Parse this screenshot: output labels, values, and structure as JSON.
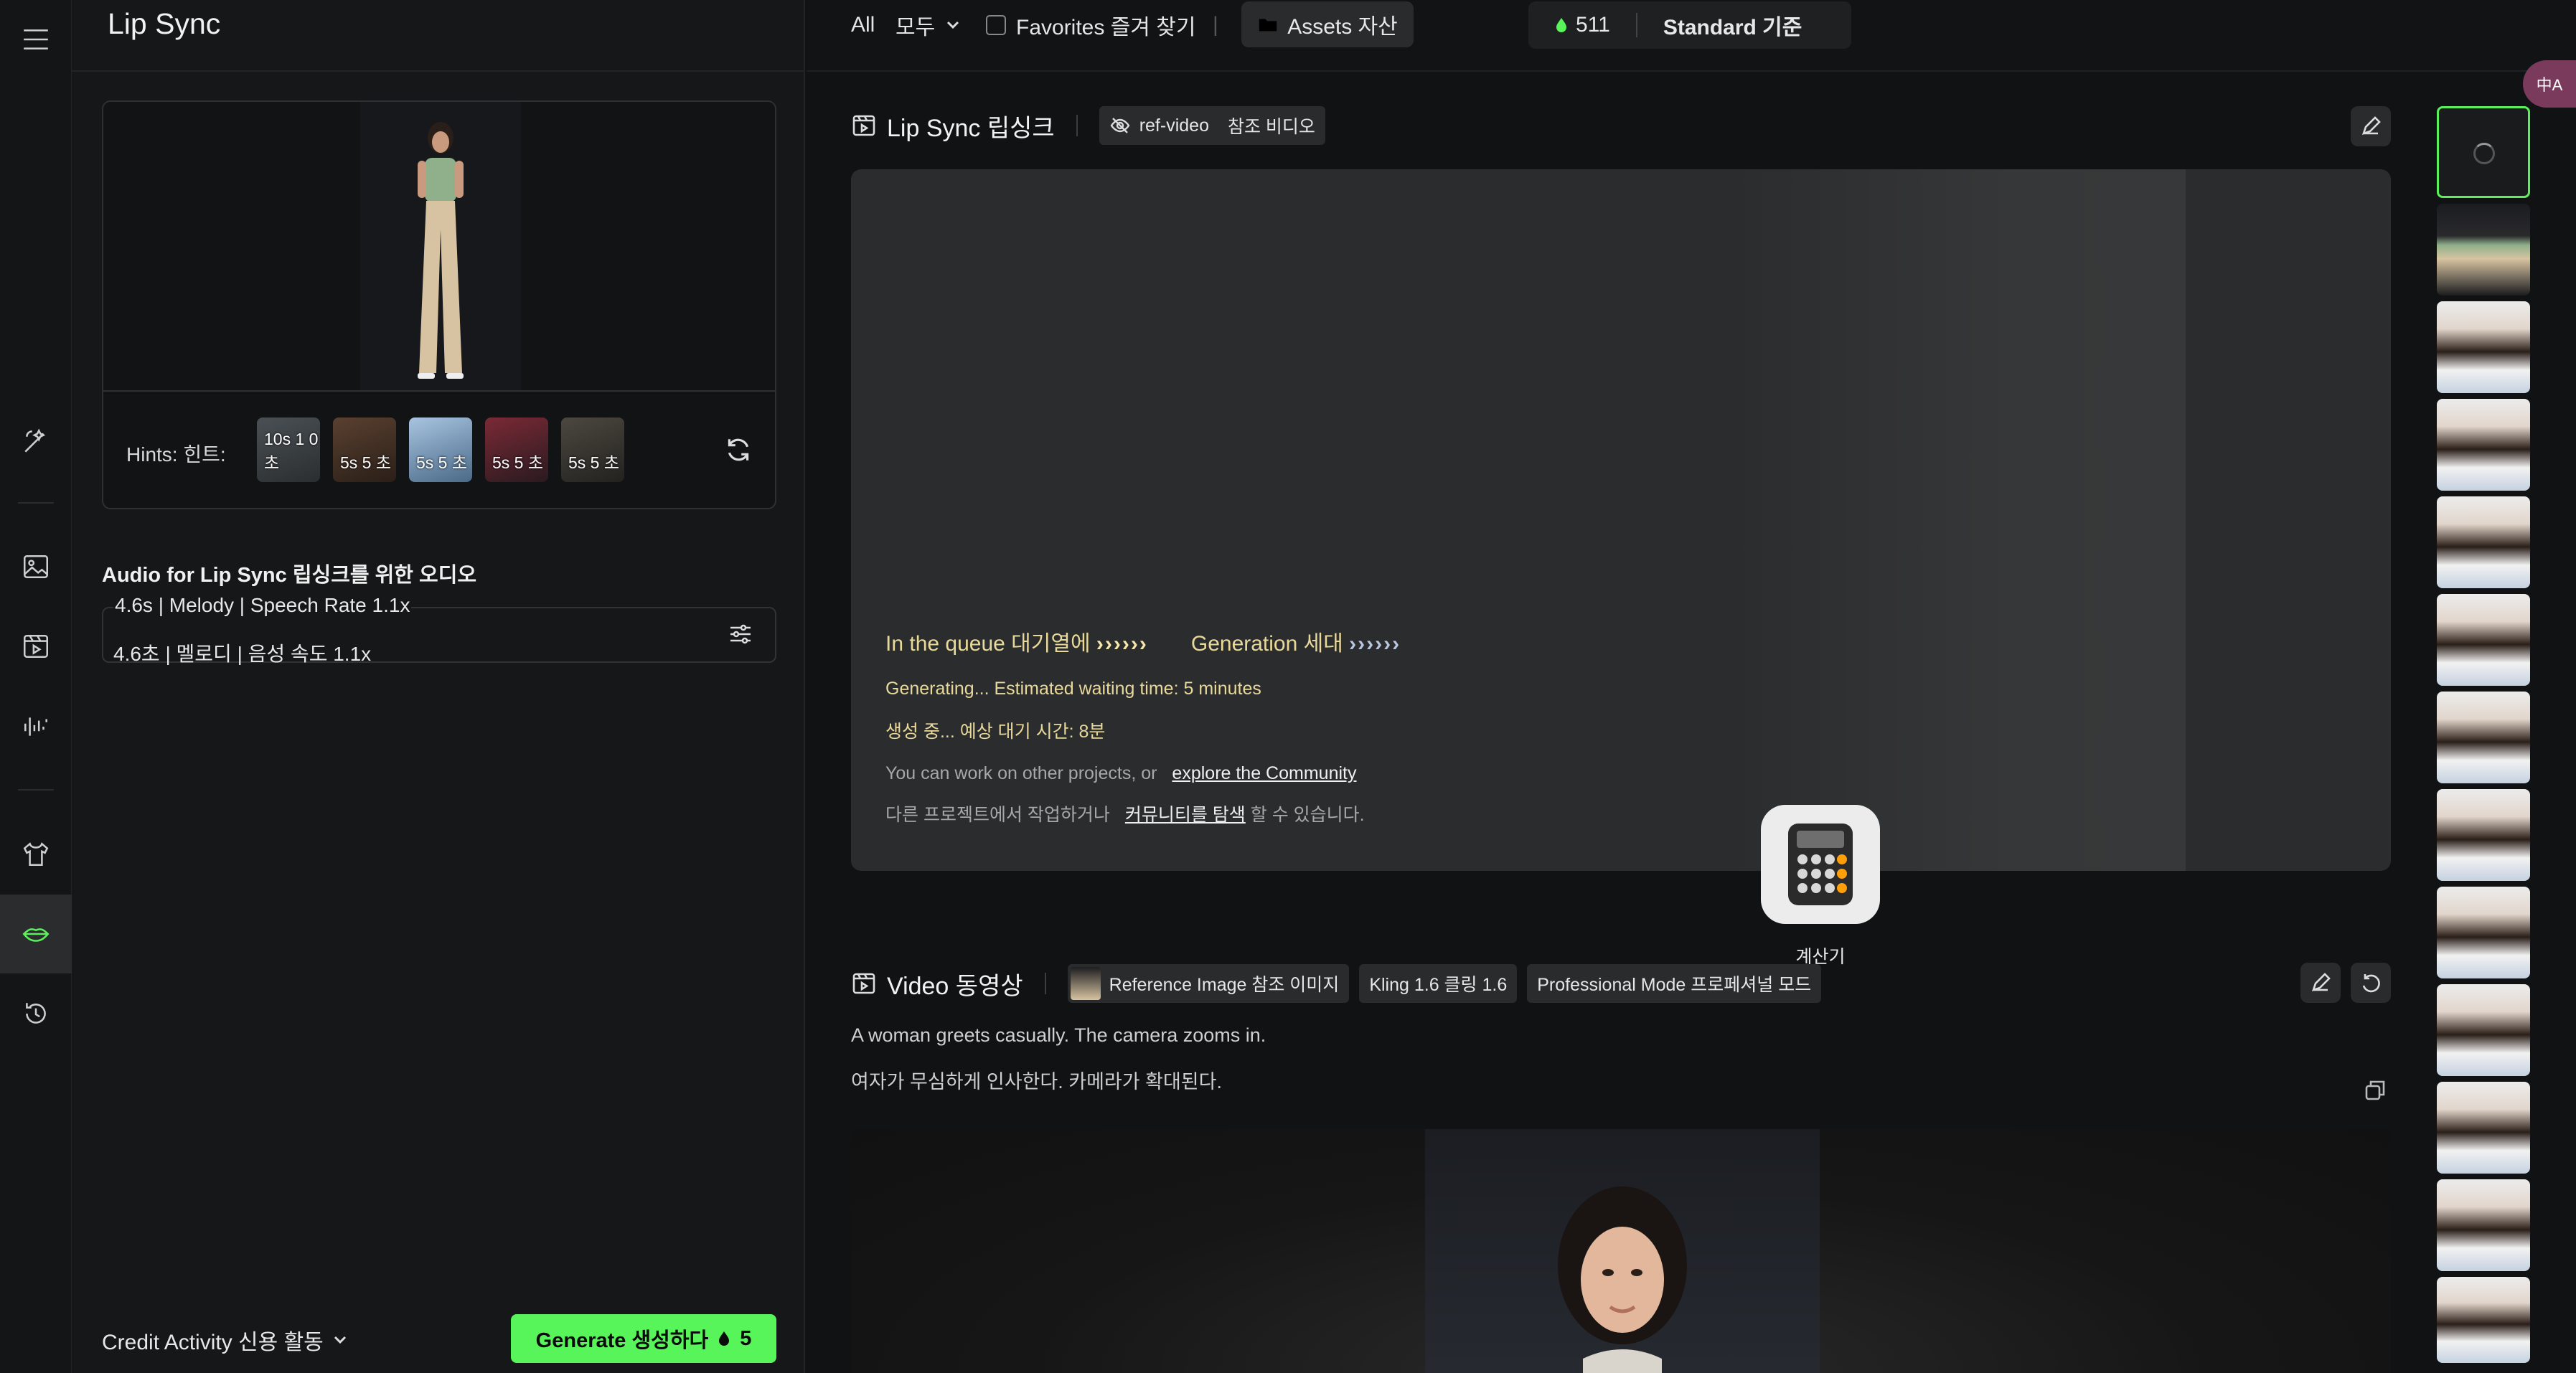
{
  "app": {
    "title": "Lip Sync"
  },
  "nav": {
    "items": [
      {
        "icon": "magic-wand-icon"
      },
      {
        "icon": "image-icon"
      },
      {
        "icon": "video-icon"
      },
      {
        "icon": "audio-wave-icon"
      },
      {
        "icon": "shirt-icon"
      },
      {
        "icon": "lips-icon",
        "active": true
      },
      {
        "icon": "history-icon"
      }
    ]
  },
  "hints": {
    "label": "Hints:  힌트:",
    "items": [
      {
        "duration": "10s  1 0초"
      },
      {
        "duration": "5s  5 초"
      },
      {
        "duration": "5s  5 초"
      },
      {
        "duration": "5s  5 초"
      },
      {
        "duration": "5s  5 초"
      }
    ]
  },
  "audio": {
    "title": "Audio for Lip Sync  립싱크를 위한 오디오",
    "line_en": "4.6s | Melody | Speech Rate 1.1x",
    "line_ko": "4.6초 | 멜로디 | 음성 속도 1.1x"
  },
  "footer": {
    "credit_activity": "Credit Activity  신용 활동",
    "generate_label": "Generate  생성하다",
    "generate_cost": "5"
  },
  "topbar": {
    "all": "All",
    "all_ko": "모두",
    "favorites": "Favorites  즐겨 찾기",
    "assets": "Assets  자산",
    "credits": "511",
    "plan": "Standard  기준"
  },
  "lipsync_section": {
    "title": "Lip Sync  립싱크",
    "tag": "ref-video",
    "tag_ko": "참조 비디오",
    "queue_label": "In the queue  대기열에",
    "queue_arrows": "››››››",
    "generation_label": "Generation  세대",
    "generation_arrows": "››››››",
    "generating_en": "Generating... Estimated waiting time: 5 minutes",
    "generating_ko": "생성 중... 예상 대기 시간: 8분",
    "community_en_prefix": "You can work on other projects, or",
    "community_en_link": "explore the Community",
    "community_ko_prefix": "다른 프로젝트에서 작업하거나",
    "community_ko_link": "커뮤니티를 탐색",
    "community_ko_suffix": "할 수 있습니다."
  },
  "overlay": {
    "calculator_label": "계산기"
  },
  "video_section": {
    "title": "Video  동영상",
    "tags": [
      "Reference Image  참조 이미지",
      "Kling 1.6  클링 1.6",
      "Professional Mode  프로페셔널 모드"
    ],
    "desc_en": "A woman greets casually. The camera zooms in.",
    "desc_ko": "여자가 무심하게 인사한다. 카메라가 확대된다."
  },
  "colors": {
    "accent": "#57f55a",
    "queue_text": "#e8d99a",
    "panel": "#2b2c2d"
  },
  "translate_fab": "中A"
}
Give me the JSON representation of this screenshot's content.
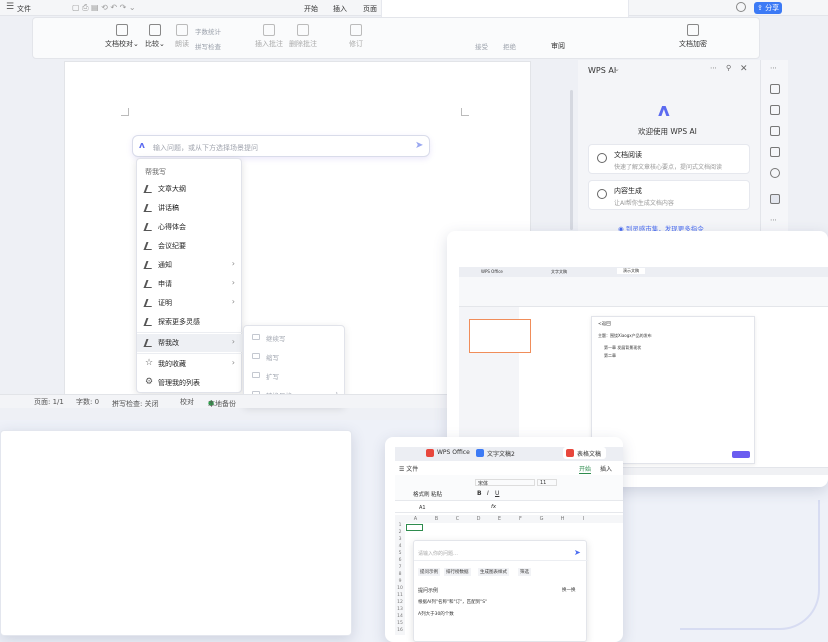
{
  "writer": {
    "menubar": {
      "file": "文件",
      "tabs": [
        "开始",
        "插入",
        "页面"
      ],
      "share": "分享"
    },
    "ribbon": {
      "buttons": [
        "文档校对",
        "比较",
        "朗读",
        "字数统计",
        "拼写检查",
        "插入批注",
        "删除批注",
        "修订",
        "审阅",
        "文档加密"
      ],
      "small_labels": [
        "字数统计",
        "拼写检查",
        "插入批注",
        "删除批注",
        "修订",
        "接受",
        "拒绝"
      ]
    },
    "ai_input": {
      "placeholder": "输入问题，或从下方选择场景提问"
    },
    "ai_menu": {
      "header": "帮我写",
      "items": [
        "文章大纲",
        "讲话稿",
        "心得体会",
        "会议纪要",
        "通知",
        "申请",
        "证明",
        "探索更多灵感",
        "帮我改",
        "我的收藏",
        "管理我的列表"
      ]
    },
    "ai_submenu": {
      "items": [
        "继续写",
        "缩写",
        "扩写",
        "转换风格"
      ]
    },
    "ai_panel": {
      "title": "WPS AI",
      "welcome": "欢迎使用 WPS AI",
      "cards": [
        {
          "title": "文档阅读",
          "desc": "快速了解文章核心要点，提问式文档阅读"
        },
        {
          "title": "内容生成",
          "desc": "让AI帮你生成文档内容"
        }
      ],
      "link": "到灵感市集，发现更多指令"
    },
    "statusbar": {
      "page": "页面: 1/1",
      "words": "字数: 0",
      "spell": "拼写检查: 关闭",
      "proof": "校对",
      "backup": "本地备份"
    }
  },
  "ppt_window": {
    "tabs": [
      "WPS Office",
      "文字文稿",
      "演示文稿"
    ],
    "panel_title": "<返回",
    "panel_lines": [
      "主题：围绕Xiaogx产品的发布",
      "第一章  发展背景现状",
      "第二章"
    ]
  },
  "et_window": {
    "tabs": [
      "WPS Office",
      "文字文稿2",
      "表格文稿"
    ],
    "file": "文件",
    "start": "开始",
    "insert": "插入",
    "font": "宋体",
    "font_size": "11",
    "cell_ref": "A1",
    "fx": "fx",
    "format_painter": "格式刷",
    "paste": "粘贴",
    "columns": [
      "A",
      "B",
      "C",
      "D",
      "E",
      "F",
      "G",
      "H",
      "I"
    ],
    "rows": [
      "1",
      "2",
      "3",
      "4",
      "5",
      "6",
      "7",
      "8",
      "9",
      "10",
      "11",
      "12",
      "13",
      "14",
      "15",
      "16"
    ],
    "ai_input_placeholder": "请输入你的问题…",
    "chips": [
      "提问示例",
      "排行榜数据",
      "生成图表样式",
      "筛选"
    ],
    "section_title": "提问示例",
    "page_indicator": "换一换",
    "examples": [
      "根据AI列\"名称\"和\"订\"，匹配到\"S\"",
      "A列大于30的个数"
    ]
  }
}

---------------

## [Written instruction]
Pick out every line holding the string "JSON" and return it.

## [Final result]
Parse this screenshot: output labels, values, and structure as JSON.
Give me the JSON representation of this screenshot's content.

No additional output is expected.